**YOUR INSTRUCTIONS**
Starting with the line containing "- Text: tankyrase inhibitor: tankyrase" and going on through the line containing "- Text: 4 hours: 4 hours: [340, 299, 379, 309]", swap each "Bar" in the listing for "Rectangle". Return only those lines, otherwise unchanged.

Stored data

>>>

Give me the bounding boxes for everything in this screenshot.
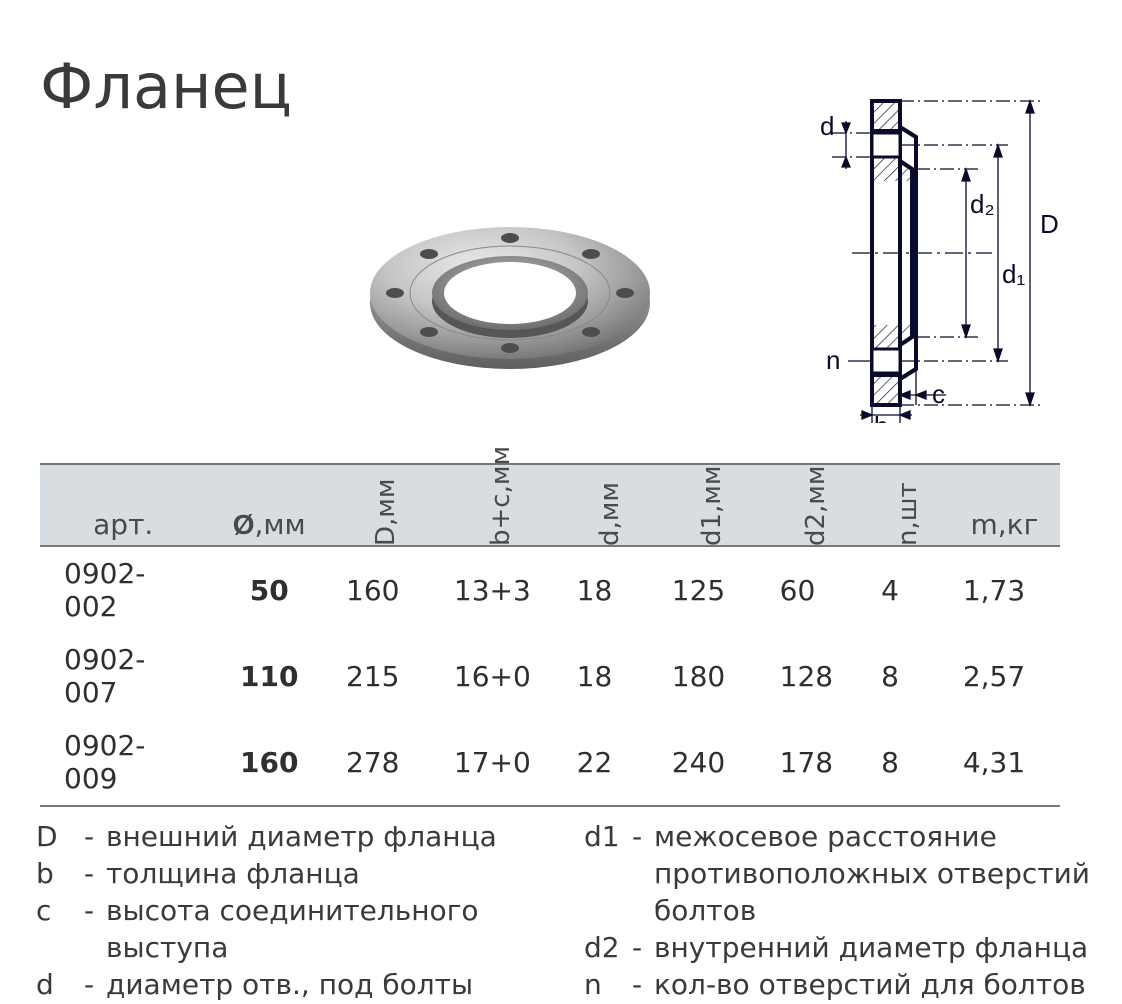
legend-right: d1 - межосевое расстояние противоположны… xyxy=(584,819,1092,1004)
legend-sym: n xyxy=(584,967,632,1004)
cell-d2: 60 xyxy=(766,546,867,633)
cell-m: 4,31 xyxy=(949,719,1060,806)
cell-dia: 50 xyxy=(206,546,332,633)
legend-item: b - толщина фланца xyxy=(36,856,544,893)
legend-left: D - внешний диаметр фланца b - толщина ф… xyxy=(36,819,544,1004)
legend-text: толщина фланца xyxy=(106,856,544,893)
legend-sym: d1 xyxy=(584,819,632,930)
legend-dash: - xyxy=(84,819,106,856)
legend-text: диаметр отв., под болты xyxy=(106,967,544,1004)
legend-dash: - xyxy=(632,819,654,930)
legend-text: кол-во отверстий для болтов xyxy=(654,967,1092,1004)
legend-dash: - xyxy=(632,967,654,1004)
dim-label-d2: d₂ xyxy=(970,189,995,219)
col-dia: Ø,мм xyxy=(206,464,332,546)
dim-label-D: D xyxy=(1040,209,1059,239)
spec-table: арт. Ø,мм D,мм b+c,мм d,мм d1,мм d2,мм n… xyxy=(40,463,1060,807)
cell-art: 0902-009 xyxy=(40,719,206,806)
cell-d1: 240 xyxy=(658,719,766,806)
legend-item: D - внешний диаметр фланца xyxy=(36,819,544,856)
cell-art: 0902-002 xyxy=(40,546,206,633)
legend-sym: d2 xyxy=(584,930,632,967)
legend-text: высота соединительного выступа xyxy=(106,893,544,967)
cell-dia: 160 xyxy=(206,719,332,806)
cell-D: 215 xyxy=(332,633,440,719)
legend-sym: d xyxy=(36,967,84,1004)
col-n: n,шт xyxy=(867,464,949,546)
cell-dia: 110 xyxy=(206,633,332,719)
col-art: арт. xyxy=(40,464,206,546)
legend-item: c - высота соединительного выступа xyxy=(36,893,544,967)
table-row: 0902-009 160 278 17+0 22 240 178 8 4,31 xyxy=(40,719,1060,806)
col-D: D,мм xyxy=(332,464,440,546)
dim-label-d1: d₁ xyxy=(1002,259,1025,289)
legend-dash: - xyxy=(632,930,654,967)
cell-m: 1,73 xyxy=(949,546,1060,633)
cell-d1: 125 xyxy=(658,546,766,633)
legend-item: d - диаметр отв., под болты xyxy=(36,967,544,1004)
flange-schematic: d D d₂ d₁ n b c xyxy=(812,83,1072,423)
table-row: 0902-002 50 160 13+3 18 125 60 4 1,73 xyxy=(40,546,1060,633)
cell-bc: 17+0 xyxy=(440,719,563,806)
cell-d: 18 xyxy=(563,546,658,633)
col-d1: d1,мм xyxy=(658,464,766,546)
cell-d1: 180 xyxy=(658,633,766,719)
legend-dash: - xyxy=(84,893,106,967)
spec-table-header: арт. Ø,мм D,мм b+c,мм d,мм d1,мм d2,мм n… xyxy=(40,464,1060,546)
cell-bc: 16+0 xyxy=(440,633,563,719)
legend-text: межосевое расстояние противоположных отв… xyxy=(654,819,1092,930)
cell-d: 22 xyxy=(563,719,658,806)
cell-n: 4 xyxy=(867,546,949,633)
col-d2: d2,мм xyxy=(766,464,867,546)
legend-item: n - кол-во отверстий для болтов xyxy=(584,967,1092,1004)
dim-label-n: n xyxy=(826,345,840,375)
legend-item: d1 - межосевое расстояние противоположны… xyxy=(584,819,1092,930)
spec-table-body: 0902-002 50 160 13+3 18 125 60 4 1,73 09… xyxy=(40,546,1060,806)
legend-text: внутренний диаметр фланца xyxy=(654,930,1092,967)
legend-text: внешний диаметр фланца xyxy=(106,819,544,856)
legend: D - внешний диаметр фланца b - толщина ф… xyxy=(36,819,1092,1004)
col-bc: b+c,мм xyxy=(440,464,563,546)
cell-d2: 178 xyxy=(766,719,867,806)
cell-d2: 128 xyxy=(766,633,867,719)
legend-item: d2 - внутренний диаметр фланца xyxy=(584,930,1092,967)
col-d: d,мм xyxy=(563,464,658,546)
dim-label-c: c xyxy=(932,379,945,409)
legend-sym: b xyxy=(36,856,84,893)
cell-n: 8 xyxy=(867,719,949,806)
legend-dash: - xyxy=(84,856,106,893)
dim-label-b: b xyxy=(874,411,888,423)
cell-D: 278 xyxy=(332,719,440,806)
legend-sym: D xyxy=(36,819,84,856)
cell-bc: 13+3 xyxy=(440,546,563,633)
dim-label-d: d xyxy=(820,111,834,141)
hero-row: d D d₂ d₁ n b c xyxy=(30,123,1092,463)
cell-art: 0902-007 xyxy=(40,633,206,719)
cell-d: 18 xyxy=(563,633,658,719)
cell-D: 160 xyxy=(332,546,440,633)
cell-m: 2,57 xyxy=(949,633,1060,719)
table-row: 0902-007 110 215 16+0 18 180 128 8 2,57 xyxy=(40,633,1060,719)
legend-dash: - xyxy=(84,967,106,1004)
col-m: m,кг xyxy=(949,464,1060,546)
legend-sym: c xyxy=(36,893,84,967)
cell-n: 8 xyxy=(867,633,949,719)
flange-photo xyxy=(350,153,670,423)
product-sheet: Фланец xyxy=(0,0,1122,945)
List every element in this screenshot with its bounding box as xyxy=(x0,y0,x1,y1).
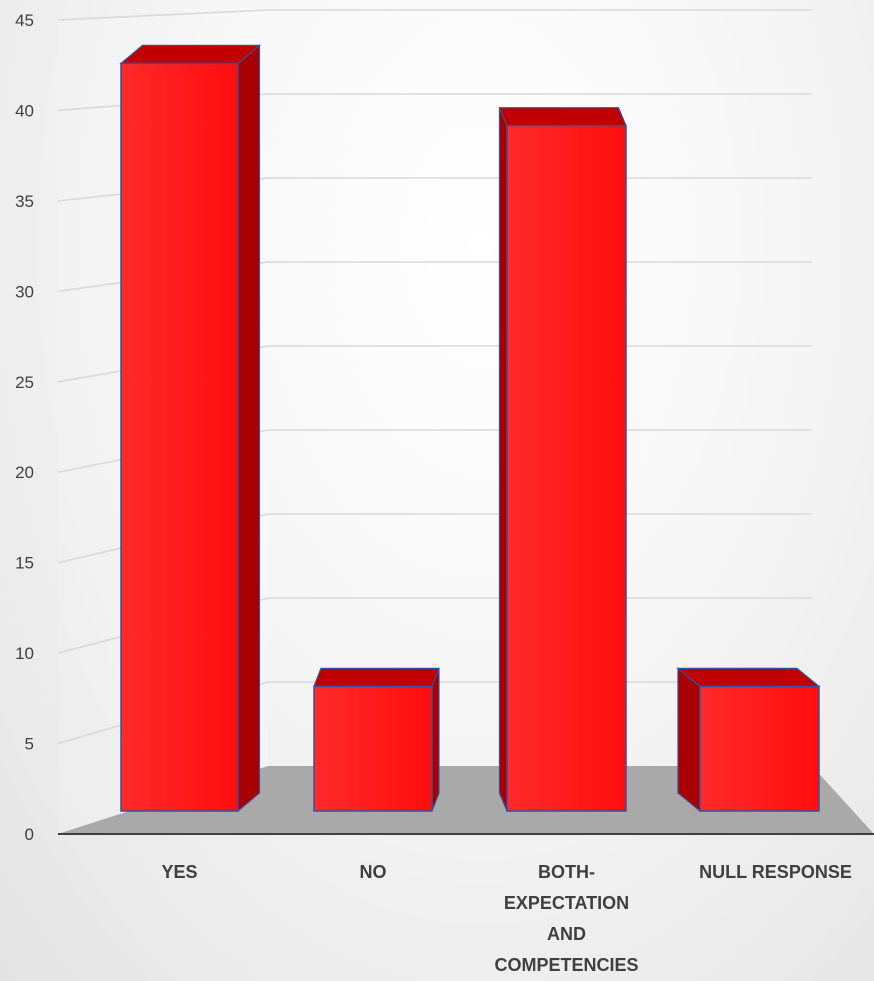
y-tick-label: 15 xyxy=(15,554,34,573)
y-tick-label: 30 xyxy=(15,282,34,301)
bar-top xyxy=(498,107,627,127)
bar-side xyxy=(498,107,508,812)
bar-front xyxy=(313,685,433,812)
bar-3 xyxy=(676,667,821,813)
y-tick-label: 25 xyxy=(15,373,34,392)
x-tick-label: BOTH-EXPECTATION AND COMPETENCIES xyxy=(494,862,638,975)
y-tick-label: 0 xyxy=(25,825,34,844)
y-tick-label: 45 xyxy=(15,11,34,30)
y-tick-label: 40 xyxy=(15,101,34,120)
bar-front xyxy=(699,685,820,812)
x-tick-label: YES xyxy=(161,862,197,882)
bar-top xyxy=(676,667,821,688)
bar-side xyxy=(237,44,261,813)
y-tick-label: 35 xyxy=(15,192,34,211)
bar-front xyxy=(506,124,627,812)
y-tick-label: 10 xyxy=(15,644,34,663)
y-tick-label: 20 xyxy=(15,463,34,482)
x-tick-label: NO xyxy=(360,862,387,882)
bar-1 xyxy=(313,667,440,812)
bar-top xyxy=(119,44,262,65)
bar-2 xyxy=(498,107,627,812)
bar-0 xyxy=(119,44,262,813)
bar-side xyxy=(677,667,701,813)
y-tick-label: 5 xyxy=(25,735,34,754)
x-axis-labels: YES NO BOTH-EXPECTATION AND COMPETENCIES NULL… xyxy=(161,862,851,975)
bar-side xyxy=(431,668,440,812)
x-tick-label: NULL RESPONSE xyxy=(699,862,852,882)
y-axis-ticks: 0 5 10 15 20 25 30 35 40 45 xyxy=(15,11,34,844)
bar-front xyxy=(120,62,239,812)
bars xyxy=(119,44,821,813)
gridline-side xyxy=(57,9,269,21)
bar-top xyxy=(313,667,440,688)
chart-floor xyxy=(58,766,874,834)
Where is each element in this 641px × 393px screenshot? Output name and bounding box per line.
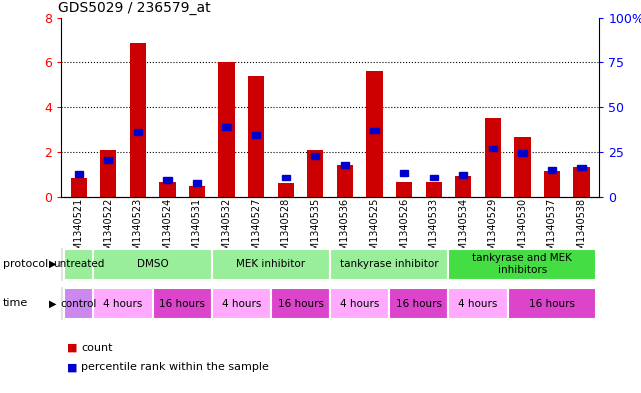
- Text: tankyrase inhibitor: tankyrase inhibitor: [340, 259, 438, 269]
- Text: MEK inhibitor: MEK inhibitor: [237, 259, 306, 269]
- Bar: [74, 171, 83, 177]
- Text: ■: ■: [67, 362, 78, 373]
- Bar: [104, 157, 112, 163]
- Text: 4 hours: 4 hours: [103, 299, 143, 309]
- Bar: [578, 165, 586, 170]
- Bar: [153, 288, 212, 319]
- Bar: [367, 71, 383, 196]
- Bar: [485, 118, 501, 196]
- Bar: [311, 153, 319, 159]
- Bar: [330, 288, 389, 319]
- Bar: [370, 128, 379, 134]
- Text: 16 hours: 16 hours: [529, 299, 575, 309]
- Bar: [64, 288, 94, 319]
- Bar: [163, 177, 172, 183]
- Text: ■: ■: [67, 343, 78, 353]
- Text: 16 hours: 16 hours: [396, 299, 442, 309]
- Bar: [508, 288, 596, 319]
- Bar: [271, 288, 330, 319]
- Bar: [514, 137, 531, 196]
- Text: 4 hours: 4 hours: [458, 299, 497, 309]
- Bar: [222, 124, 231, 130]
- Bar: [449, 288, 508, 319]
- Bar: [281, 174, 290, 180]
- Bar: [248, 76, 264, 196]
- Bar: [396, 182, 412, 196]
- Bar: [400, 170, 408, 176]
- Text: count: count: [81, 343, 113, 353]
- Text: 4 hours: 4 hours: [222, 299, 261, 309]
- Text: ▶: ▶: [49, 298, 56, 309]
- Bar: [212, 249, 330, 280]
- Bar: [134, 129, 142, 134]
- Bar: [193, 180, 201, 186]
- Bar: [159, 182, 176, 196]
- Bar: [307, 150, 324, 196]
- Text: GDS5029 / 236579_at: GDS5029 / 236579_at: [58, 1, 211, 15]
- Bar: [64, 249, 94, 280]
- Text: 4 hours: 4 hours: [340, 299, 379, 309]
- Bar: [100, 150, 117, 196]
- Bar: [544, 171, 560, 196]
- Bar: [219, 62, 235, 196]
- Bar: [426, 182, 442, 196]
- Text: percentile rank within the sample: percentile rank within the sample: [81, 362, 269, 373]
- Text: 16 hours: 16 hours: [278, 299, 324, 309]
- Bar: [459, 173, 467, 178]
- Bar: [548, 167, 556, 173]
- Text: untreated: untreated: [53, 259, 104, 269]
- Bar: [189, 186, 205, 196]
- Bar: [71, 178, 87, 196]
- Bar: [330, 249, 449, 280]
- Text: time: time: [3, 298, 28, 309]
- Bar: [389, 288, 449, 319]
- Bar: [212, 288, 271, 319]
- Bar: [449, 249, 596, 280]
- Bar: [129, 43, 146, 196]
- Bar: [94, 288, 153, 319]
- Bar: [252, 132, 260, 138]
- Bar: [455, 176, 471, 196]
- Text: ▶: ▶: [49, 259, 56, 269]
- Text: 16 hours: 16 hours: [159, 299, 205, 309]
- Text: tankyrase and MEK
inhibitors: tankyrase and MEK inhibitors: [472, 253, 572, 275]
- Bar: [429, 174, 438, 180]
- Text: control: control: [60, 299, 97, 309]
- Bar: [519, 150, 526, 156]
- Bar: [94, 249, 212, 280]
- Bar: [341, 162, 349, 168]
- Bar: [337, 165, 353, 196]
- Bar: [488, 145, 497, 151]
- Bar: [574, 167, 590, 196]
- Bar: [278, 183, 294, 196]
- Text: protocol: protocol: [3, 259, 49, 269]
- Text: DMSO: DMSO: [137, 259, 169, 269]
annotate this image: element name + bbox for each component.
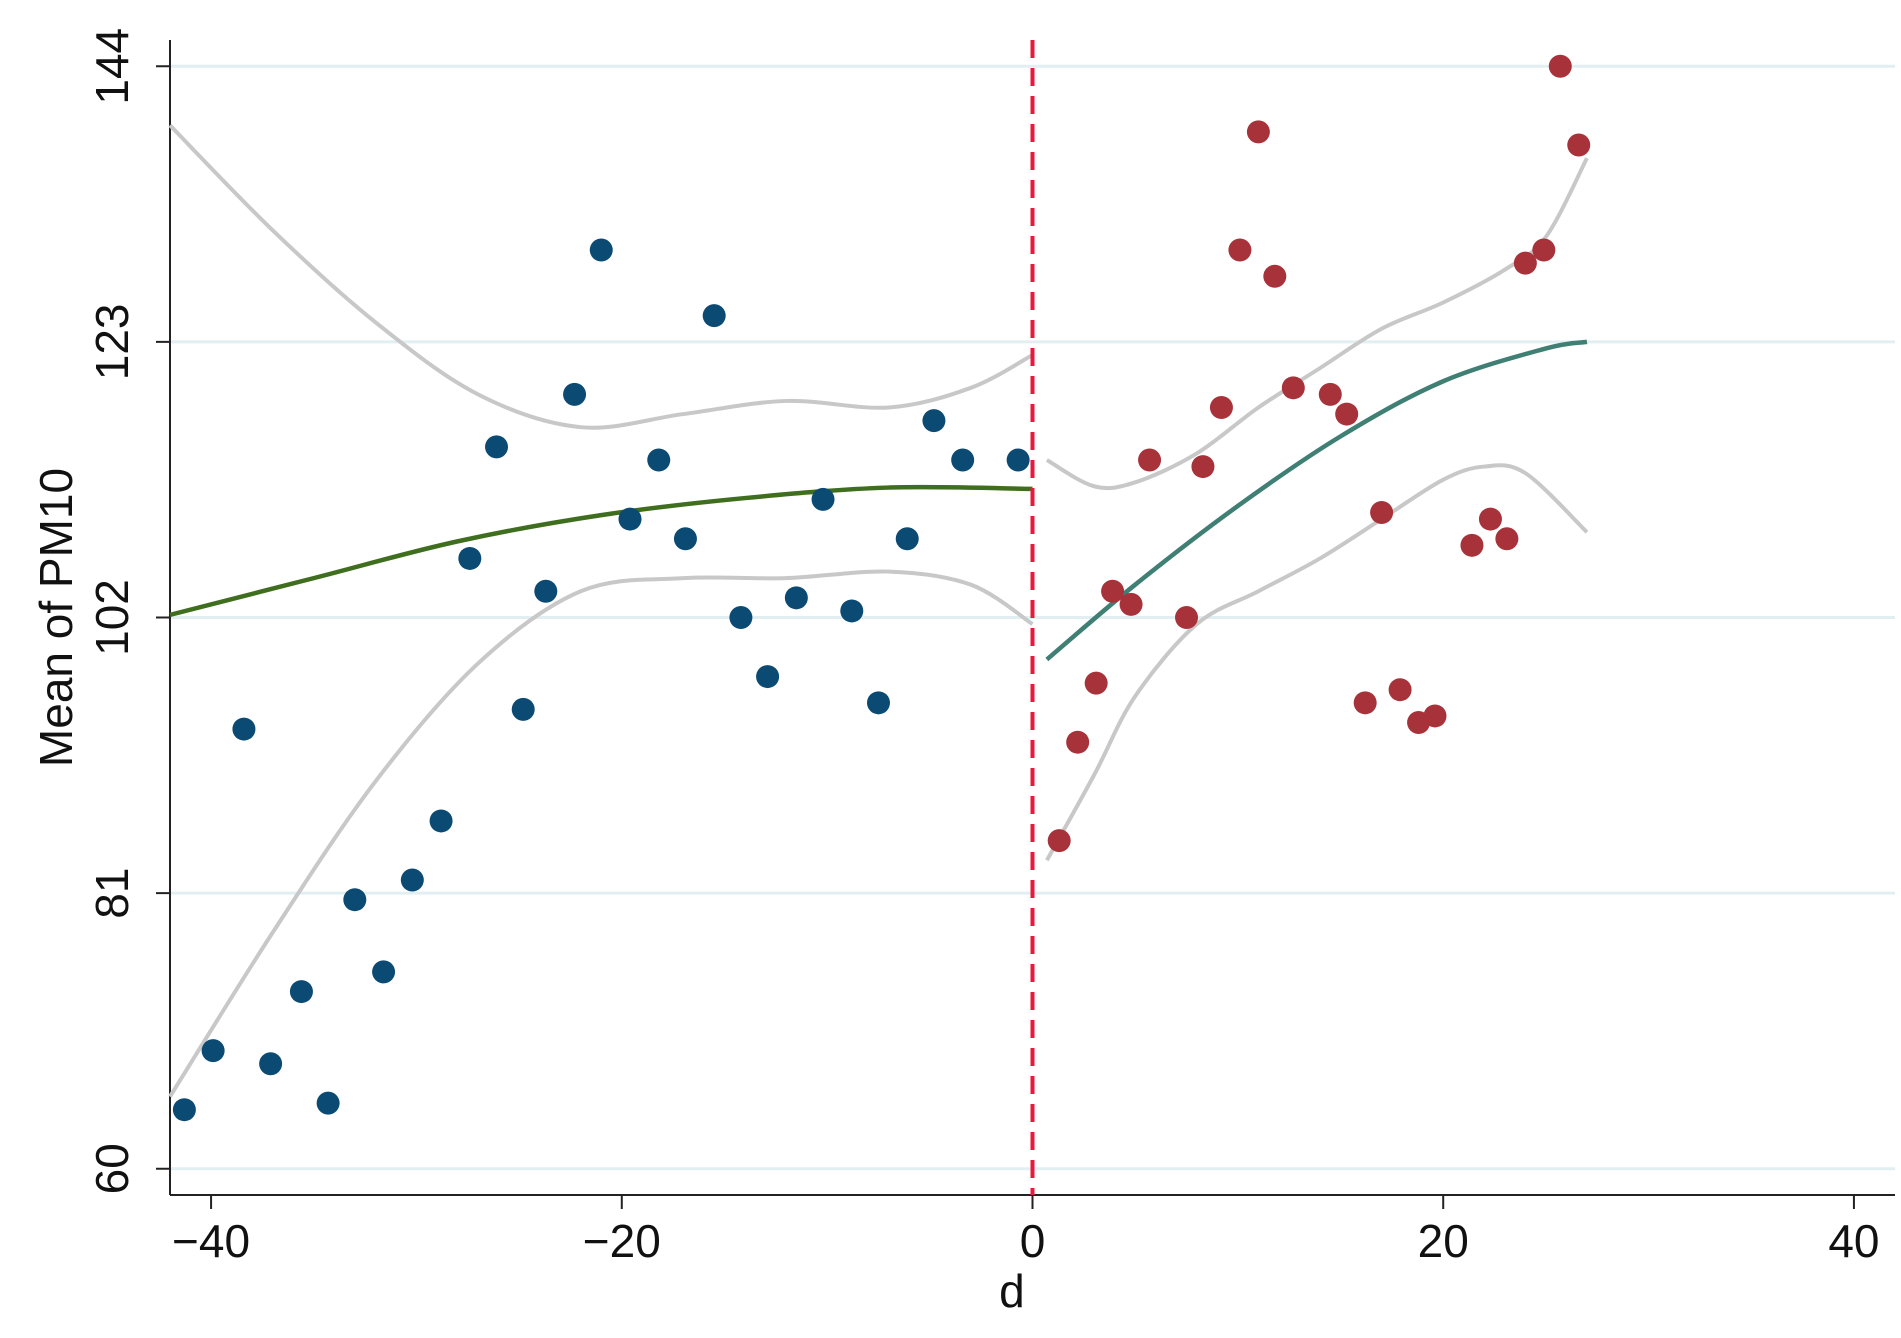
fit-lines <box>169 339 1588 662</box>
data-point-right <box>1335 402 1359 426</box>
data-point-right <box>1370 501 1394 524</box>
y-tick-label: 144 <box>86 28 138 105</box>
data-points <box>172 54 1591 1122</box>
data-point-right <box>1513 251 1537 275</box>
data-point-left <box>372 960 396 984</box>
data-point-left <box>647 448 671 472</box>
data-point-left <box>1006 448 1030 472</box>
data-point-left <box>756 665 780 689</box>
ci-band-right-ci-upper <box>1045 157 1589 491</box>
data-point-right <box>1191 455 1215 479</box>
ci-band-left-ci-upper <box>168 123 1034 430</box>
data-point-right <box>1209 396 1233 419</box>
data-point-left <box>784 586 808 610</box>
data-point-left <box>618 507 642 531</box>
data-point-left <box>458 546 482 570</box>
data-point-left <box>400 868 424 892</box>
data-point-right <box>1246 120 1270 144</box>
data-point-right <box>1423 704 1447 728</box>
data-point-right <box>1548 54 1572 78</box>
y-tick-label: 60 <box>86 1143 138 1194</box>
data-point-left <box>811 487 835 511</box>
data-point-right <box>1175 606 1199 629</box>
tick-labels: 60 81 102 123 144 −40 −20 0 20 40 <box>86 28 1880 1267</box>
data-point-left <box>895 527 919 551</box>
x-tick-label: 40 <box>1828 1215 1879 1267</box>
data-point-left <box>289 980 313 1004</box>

<<<

**OUTPUT OF THE EXERCISE**
- Text: tankyrase inhibitor: tankyrase inhibitor: [340, 259, 438, 269]
- Text: MEK inhibitor: MEK inhibitor: [237, 259, 306, 269]
- Rectangle: [74, 171, 83, 177]
- Text: ■: ■: [67, 362, 78, 373]
- Rectangle: [104, 157, 112, 163]
- Text: 4 hours: 4 hours: [103, 299, 143, 309]
- Rectangle: [578, 165, 586, 170]
- Rectangle: [153, 288, 212, 319]
- Rectangle: [367, 71, 383, 196]
- Rectangle: [485, 118, 501, 196]
- Rectangle: [311, 153, 319, 159]
- Rectangle: [330, 288, 389, 319]
- Rectangle: [370, 128, 379, 134]
- Text: 16 hours: 16 hours: [529, 299, 575, 309]
- Rectangle: [64, 288, 94, 319]
- Rectangle: [163, 177, 172, 183]
- Text: ■: ■: [67, 343, 78, 353]
- Text: 16 hours: 16 hours: [396, 299, 442, 309]
- Rectangle: [508, 288, 596, 319]
- Rectangle: [271, 288, 330, 319]
- Rectangle: [514, 137, 531, 196]
- Text: 4 hours: 4 hours: [458, 299, 497, 309]
- Rectangle: [222, 124, 231, 130]
- Rectangle: [449, 288, 508, 319]
- Rectangle: [281, 174, 290, 180]
- Rectangle: [248, 76, 264, 196]
- Rectangle: [396, 182, 412, 196]
- Rectangle: [400, 170, 408, 176]
- Text: count: count: [81, 343, 113, 353]
- Text: 4 hours: 4 hours: [222, 299, 261, 309]
- Text: ▶: ▶: [49, 298, 56, 309]
- Rectangle: [212, 249, 330, 280]
- Rectangle: [134, 129, 142, 134]
- Rectangle: [193, 180, 201, 186]
- Rectangle: [159, 182, 176, 196]
- Rectangle: [307, 150, 324, 196]
- Text: GDS5029 / 236579_at: GDS5029 / 236579_at: [58, 1, 211, 15]
- Rectangle: [64, 249, 94, 280]
- Text: 4 hours: 4 hours: [340, 299, 379, 309]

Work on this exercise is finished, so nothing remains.